• [Task to carry out] Reproduce each line of the items below without any change.
--- BEGIN Information shown ---
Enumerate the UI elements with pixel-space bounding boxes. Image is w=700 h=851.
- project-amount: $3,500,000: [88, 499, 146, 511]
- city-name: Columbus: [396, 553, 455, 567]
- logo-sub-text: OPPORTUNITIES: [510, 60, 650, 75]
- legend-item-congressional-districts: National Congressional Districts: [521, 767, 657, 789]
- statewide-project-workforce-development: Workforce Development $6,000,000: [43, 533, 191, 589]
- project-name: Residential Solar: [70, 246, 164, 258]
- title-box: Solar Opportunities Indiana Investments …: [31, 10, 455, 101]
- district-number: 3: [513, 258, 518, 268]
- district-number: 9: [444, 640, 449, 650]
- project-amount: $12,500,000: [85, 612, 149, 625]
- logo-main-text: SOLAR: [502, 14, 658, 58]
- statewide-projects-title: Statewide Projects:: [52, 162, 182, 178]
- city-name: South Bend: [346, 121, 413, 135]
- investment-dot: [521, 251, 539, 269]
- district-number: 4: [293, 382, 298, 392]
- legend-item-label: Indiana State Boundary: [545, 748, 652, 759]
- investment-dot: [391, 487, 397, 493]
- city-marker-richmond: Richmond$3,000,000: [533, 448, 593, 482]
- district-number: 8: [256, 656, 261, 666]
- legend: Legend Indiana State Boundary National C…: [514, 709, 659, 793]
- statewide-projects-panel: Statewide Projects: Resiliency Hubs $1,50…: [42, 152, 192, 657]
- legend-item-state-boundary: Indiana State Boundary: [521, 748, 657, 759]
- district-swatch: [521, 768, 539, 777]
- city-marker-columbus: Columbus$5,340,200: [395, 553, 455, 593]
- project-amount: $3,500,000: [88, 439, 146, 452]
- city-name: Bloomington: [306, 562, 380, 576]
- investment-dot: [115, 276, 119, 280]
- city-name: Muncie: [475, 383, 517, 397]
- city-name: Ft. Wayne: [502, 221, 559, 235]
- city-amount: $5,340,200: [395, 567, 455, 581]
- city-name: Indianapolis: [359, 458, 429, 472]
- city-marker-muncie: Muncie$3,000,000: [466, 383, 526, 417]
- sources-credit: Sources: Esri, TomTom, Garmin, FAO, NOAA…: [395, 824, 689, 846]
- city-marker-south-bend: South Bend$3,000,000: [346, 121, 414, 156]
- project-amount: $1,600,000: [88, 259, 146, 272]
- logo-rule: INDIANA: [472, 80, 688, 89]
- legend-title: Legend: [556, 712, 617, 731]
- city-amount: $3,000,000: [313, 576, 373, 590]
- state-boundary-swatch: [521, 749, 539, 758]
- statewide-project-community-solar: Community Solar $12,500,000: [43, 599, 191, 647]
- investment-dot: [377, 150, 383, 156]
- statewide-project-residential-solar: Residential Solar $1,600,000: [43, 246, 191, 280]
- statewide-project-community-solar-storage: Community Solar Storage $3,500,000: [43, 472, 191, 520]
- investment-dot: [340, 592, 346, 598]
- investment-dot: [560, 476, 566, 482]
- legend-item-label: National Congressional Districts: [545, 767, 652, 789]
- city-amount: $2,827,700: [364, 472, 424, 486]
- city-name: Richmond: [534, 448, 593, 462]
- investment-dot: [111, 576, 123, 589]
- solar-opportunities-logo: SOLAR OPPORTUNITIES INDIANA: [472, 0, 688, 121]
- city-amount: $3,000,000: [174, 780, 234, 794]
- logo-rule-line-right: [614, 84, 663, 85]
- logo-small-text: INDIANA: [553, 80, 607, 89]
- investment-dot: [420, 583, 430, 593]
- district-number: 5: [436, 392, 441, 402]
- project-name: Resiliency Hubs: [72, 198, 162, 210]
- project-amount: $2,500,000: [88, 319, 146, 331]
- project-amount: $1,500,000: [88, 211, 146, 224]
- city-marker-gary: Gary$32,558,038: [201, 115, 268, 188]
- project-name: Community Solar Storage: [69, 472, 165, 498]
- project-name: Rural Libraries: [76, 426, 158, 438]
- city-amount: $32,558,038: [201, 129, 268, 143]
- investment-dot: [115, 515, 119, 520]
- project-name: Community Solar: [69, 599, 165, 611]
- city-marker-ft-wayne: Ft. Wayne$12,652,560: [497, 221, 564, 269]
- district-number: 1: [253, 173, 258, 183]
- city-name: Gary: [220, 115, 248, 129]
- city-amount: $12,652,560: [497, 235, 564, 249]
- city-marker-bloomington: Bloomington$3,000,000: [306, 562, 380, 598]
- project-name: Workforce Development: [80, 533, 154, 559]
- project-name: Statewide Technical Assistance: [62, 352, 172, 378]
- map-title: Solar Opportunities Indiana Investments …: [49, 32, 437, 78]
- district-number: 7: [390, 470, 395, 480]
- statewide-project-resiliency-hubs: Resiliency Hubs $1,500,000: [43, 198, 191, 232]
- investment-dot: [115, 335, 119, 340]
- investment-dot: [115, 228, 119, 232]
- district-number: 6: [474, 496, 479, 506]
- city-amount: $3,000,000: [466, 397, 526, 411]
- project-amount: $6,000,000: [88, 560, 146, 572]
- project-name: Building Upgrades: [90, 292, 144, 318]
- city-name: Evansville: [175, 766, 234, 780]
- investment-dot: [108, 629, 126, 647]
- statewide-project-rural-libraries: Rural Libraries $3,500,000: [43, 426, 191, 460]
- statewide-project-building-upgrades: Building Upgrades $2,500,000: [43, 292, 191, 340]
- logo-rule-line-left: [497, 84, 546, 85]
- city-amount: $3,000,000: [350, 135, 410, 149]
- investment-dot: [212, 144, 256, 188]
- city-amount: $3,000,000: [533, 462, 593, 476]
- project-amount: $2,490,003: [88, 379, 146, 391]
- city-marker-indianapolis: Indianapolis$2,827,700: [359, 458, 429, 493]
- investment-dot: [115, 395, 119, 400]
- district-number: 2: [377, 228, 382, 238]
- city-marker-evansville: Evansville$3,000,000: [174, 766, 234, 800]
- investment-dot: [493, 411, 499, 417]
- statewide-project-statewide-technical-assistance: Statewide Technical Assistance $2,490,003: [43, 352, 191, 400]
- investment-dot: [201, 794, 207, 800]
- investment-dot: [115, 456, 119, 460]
--- END Information shown ---
• [Answer for this exercise]
Enumerate the UI elements with pixel-space bounding boxes. Image is w=700 h=851.
- project-amount: $3,500,000: [88, 499, 146, 511]
- city-name: Columbus: [396, 553, 455, 567]
- logo-sub-text: OPPORTUNITIES: [510, 60, 650, 75]
- legend-item-congressional-districts: National Congressional Districts: [521, 767, 657, 789]
- statewide-project-workforce-development: Workforce Development $6,000,000: [43, 533, 191, 589]
- project-name: Residential Solar: [70, 246, 164, 258]
- title-box: Solar Opportunities Indiana Investments …: [31, 10, 455, 101]
- district-number: 3: [513, 258, 518, 268]
- district-number: 9: [444, 640, 449, 650]
- project-amount: $12,500,000: [85, 612, 149, 625]
- logo-main-text: SOLAR: [502, 14, 658, 58]
- statewide-projects-title: Statewide Projects:: [52, 162, 182, 178]
- city-name: South Bend: [346, 121, 413, 135]
- investment-dot: [521, 251, 539, 269]
- district-number: 4: [293, 382, 298, 392]
- legend-item-label: Indiana State Boundary: [545, 748, 652, 759]
- investment-dot: [391, 487, 397, 493]
- city-marker-richmond: Richmond$3,000,000: [533, 448, 593, 482]
- district-number: 8: [256, 656, 261, 666]
- legend: Legend Indiana State Boundary National C…: [514, 709, 659, 793]
- statewide-projects-panel: Statewide Projects: Resiliency Hubs $1,50…: [42, 152, 192, 657]
- legend-item-state-boundary: Indiana State Boundary: [521, 748, 657, 759]
- district-swatch: [521, 768, 539, 777]
- city-marker-columbus: Columbus$5,340,200: [395, 553, 455, 593]
- project-amount: $3,500,000: [88, 439, 146, 452]
- city-name: Bloomington: [306, 562, 380, 576]
- investment-dot: [115, 276, 119, 280]
- city-name: Muncie: [475, 383, 517, 397]
- city-name: Ft. Wayne: [502, 221, 559, 235]
- city-amount: $5,340,200: [395, 567, 455, 581]
- city-name: Indianapolis: [359, 458, 429, 472]
- city-marker-muncie: Muncie$3,000,000: [466, 383, 526, 417]
- sources-credit: Sources: Esri, TomTom, Garmin, FAO, NOAA…: [395, 824, 689, 846]
- city-marker-south-bend: South Bend$3,000,000: [346, 121, 414, 156]
- project-amount: $1,600,000: [88, 259, 146, 272]
- logo-rule: INDIANA: [472, 80, 688, 89]
- legend-title: Legend: [556, 712, 617, 731]
- city-amount: $3,000,000: [313, 576, 373, 590]
- state-boundary-swatch: [521, 749, 539, 758]
- statewide-project-community-solar: Community Solar $12,500,000: [43, 599, 191, 647]
- investment-dot: [377, 150, 383, 156]
- statewide-project-residential-solar: Residential Solar $1,600,000: [43, 246, 191, 280]
- statewide-project-community-solar-storage: Community Solar Storage $3,500,000: [43, 472, 191, 520]
- investment-dot: [340, 592, 346, 598]
- investment-dot: [560, 476, 566, 482]
- legend-item-label: National Congressional Districts: [545, 767, 652, 789]
- city-amount: $2,827,700: [364, 472, 424, 486]
- city-name: Richmond: [534, 448, 593, 462]
- investment-dot: [111, 576, 123, 589]
- solar-opportunities-logo: SOLAR OPPORTUNITIES INDIANA: [472, 0, 688, 121]
- city-amount: $3,000,000: [174, 780, 234, 794]
- logo-rule-line-right: [614, 84, 663, 85]
- logo-small-text: INDIANA: [553, 80, 607, 89]
- investment-dot: [420, 583, 430, 593]
- district-number: 5: [436, 392, 441, 402]
- project-name: Resiliency Hubs: [72, 198, 162, 210]
- project-amount: $2,500,000: [88, 319, 146, 331]
- project-amount: $1,500,000: [88, 211, 146, 224]
- city-marker-gary: Gary$32,558,038: [201, 115, 268, 188]
- project-name: Community Solar Storage: [69, 472, 165, 498]
- project-name: Rural Libraries: [76, 426, 158, 438]
- city-amount: $32,558,038: [201, 129, 268, 143]
- investment-dot: [115, 515, 119, 520]
- project-name: Community Solar: [69, 599, 165, 611]
- city-marker-ft-wayne: Ft. Wayne$12,652,560: [497, 221, 564, 269]
- district-number: 1: [253, 173, 258, 183]
- city-name: Gary: [220, 115, 248, 129]
- city-amount: $12,652,560: [497, 235, 564, 249]
- city-marker-bloomington: Bloomington$3,000,000: [306, 562, 380, 598]
- project-name: Workforce Development: [80, 533, 154, 559]
- project-name: Statewide Technical Assistance: [62, 352, 172, 378]
- map-title: Solar Opportunities Indiana Investments …: [49, 32, 437, 78]
- district-number: 7: [390, 470, 395, 480]
- statewide-project-resiliency-hubs: Resiliency Hubs $1,500,000: [43, 198, 191, 232]
- investment-dot: [115, 335, 119, 340]
- investment-dot: [115, 228, 119, 232]
- district-number: 6: [474, 496, 479, 506]
- city-amount: $3,000,000: [466, 397, 526, 411]
- project-amount: $6,000,000: [88, 560, 146, 572]
- project-name: Building Upgrades: [90, 292, 144, 318]
- city-name: Evansville: [175, 766, 234, 780]
- investment-dot: [108, 629, 126, 647]
- statewide-project-rural-libraries: Rural Libraries $3,500,000: [43, 426, 191, 460]
- statewide-project-building-upgrades: Building Upgrades $2,500,000: [43, 292, 191, 340]
- logo-rule-line-left: [497, 84, 546, 85]
- city-amount: $3,000,000: [350, 135, 410, 149]
- investment-dot: [212, 144, 256, 188]
- city-amount: $3,000,000: [533, 462, 593, 476]
- project-amount: $2,490,003: [88, 379, 146, 391]
- city-marker-indianapolis: Indianapolis$2,827,700: [359, 458, 429, 493]
- investment-dot: [115, 395, 119, 400]
- district-number: 2: [377, 228, 382, 238]
- city-marker-evansville: Evansville$3,000,000: [174, 766, 234, 800]
- investment-dot: [493, 411, 499, 417]
- statewide-project-statewide-technical-assistance: Statewide Technical Assistance $2,490,003: [43, 352, 191, 400]
- investment-dot: [201, 794, 207, 800]
- investment-dot: [115, 456, 119, 460]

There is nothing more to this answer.